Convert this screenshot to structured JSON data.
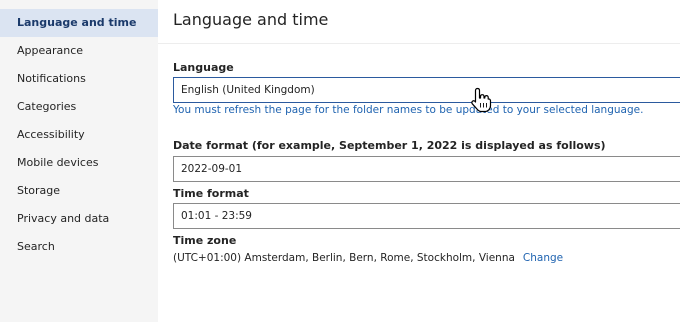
{
  "sidebar": {
    "items": [
      {
        "label": "Language and time",
        "active": true
      },
      {
        "label": "Appearance"
      },
      {
        "label": "Notifications"
      },
      {
        "label": "Categories"
      },
      {
        "label": "Accessibility"
      },
      {
        "label": "Mobile devices"
      },
      {
        "label": "Storage"
      },
      {
        "label": "Privacy and data"
      },
      {
        "label": "Search"
      }
    ]
  },
  "main": {
    "title": "Language and time",
    "language": {
      "label": "Language",
      "value": "English (United Kingdom)",
      "hint": "You must refresh the page for the folder names to be updated to your selected language."
    },
    "date_format": {
      "label": "Date format (for example, September 1, 2022 is displayed as follows)",
      "value": "2022-09-01"
    },
    "time_format": {
      "label": "Time format",
      "value": "01:01 - 23:59"
    },
    "time_zone": {
      "label": "Time zone",
      "value": "(UTC+01:00) Amsterdam, Berlin, Bern, Rome, Stockholm, Vienna",
      "change_label": "Change"
    }
  },
  "colors": {
    "accent": "#1f63b0",
    "sidebar_bg": "#f5f5f5",
    "active_item_bg": "#dbe4f2"
  }
}
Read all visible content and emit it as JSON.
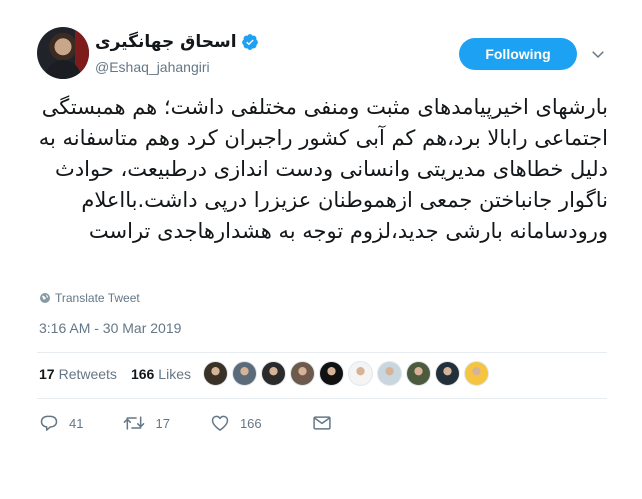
{
  "author": {
    "display_name": "اسحاق جهانگیری",
    "handle": "@Eshaq_jahangiri",
    "verified": true,
    "avatar_icon": "avatar-photo"
  },
  "follow_button": {
    "label": "Following",
    "color": "#1da1f2"
  },
  "menu": {
    "icon": "chevron-down-icon"
  },
  "tweet": {
    "text": "بارشهای اخیرپیامدهای مثبت ومنفی مختلفی داشت؛ هم همبستگی اجتماعی رابالا برد،هم کم آبی کشور راجبران کرد وهم متاسفانه به دلیل خطاهای مدیریتی وانسانی ودست اندازی درطبیعت، حوادث ناگوار جانباختن جمعی ازهموطنان عزیزرا درپی داشت.بااعلام ورودسامانه بارشی جدید،لزوم توجه به هشدارهاجدی تراست",
    "translate_label": "Translate Tweet",
    "timestamp": "3:16 AM - 30 Mar 2019"
  },
  "stats": {
    "retweets_count": "17",
    "retweets_label": "Retweets",
    "likes_count": "166",
    "likes_label": "Likes"
  },
  "likers": [
    {
      "icon": "liker-avatar-1",
      "color": "#3a3226"
    },
    {
      "icon": "liker-avatar-2",
      "color": "#5b6b7a"
    },
    {
      "icon": "liker-avatar-3",
      "color": "#2b2b2b"
    },
    {
      "icon": "liker-avatar-4",
      "color": "#6d5a4c"
    },
    {
      "icon": "liker-avatar-5",
      "color": "#111111"
    },
    {
      "icon": "liker-avatar-6",
      "color": "#f4f4f4"
    },
    {
      "icon": "liker-avatar-7",
      "color": "#c9d6de"
    },
    {
      "icon": "liker-avatar-8",
      "color": "#4c5a3e"
    },
    {
      "icon": "liker-avatar-9",
      "color": "#22303c"
    },
    {
      "icon": "liker-avatar-10",
      "color": "#f5c542"
    }
  ],
  "actions": {
    "reply_count": "41",
    "retweet_count": "17",
    "like_count": "166"
  }
}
※
Copy out each line word for word, please, skipping the images.

FINAL RESULT —
Convert this screenshot to structured JSON data.
{
  "sidebar": {
    "items": [
      {
        "label": "Language and time",
        "active": true
      },
      {
        "label": "Appearance"
      },
      {
        "label": "Notifications"
      },
      {
        "label": "Categories"
      },
      {
        "label": "Accessibility"
      },
      {
        "label": "Mobile devices"
      },
      {
        "label": "Storage"
      },
      {
        "label": "Privacy and data"
      },
      {
        "label": "Search"
      }
    ]
  },
  "main": {
    "title": "Language and time",
    "language": {
      "label": "Language",
      "value": "English (United Kingdom)",
      "hint": "You must refresh the page for the folder names to be updated to your selected language."
    },
    "date_format": {
      "label": "Date format (for example, September 1, 2022 is displayed as follows)",
      "value": "2022-09-01"
    },
    "time_format": {
      "label": "Time format",
      "value": "01:01 - 23:59"
    },
    "time_zone": {
      "label": "Time zone",
      "value": "(UTC+01:00) Amsterdam, Berlin, Bern, Rome, Stockholm, Vienna",
      "change_label": "Change"
    }
  },
  "colors": {
    "accent": "#1f63b0",
    "sidebar_bg": "#f5f5f5",
    "active_item_bg": "#dbe4f2"
  }
}
Read all visible content and emit it as JSON.
{
  "author": {
    "display_name": "اسحاق جهانگیری",
    "handle": "@Eshaq_jahangiri",
    "verified": true,
    "avatar_icon": "avatar-photo"
  },
  "follow_button": {
    "label": "Following",
    "color": "#1da1f2"
  },
  "menu": {
    "icon": "chevron-down-icon"
  },
  "tweet": {
    "text": "بارشهای اخیرپیامدهای مثبت ومنفی مختلفی داشت؛ هم همبستگی اجتماعی رابالا برد،هم کم آبی کشور راجبران کرد وهم متاسفانه به دلیل خطاهای مدیریتی وانسانی ودست اندازی درطبیعت، حوادث ناگوار جانباختن جمعی ازهموطنان عزیزرا درپی داشت.بااعلام ورودسامانه بارشی جدید،لزوم توجه به هشدارهاجدی تراست",
    "translate_label": "Translate Tweet",
    "timestamp": "3:16 AM - 30 Mar 2019"
  },
  "stats": {
    "retweets_count": "17",
    "retweets_label": "Retweets",
    "likes_count": "166",
    "likes_label": "Likes"
  },
  "likers": [
    {
      "icon": "liker-avatar-1",
      "color": "#3a3226"
    },
    {
      "icon": "liker-avatar-2",
      "color": "#5b6b7a"
    },
    {
      "icon": "liker-avatar-3",
      "color": "#2b2b2b"
    },
    {
      "icon": "liker-avatar-4",
      "color": "#6d5a4c"
    },
    {
      "icon": "liker-avatar-5",
      "color": "#111111"
    },
    {
      "icon": "liker-avatar-6",
      "color": "#f4f4f4"
    },
    {
      "icon": "liker-avatar-7",
      "color": "#c9d6de"
    },
    {
      "icon": "liker-avatar-8",
      "color": "#4c5a3e"
    },
    {
      "icon": "liker-avatar-9",
      "color": "#22303c"
    },
    {
      "icon": "liker-avatar-10",
      "color": "#f5c542"
    }
  ],
  "actions": {
    "reply_count": "41",
    "retweet_count": "17",
    "like_count": "166"
  }
}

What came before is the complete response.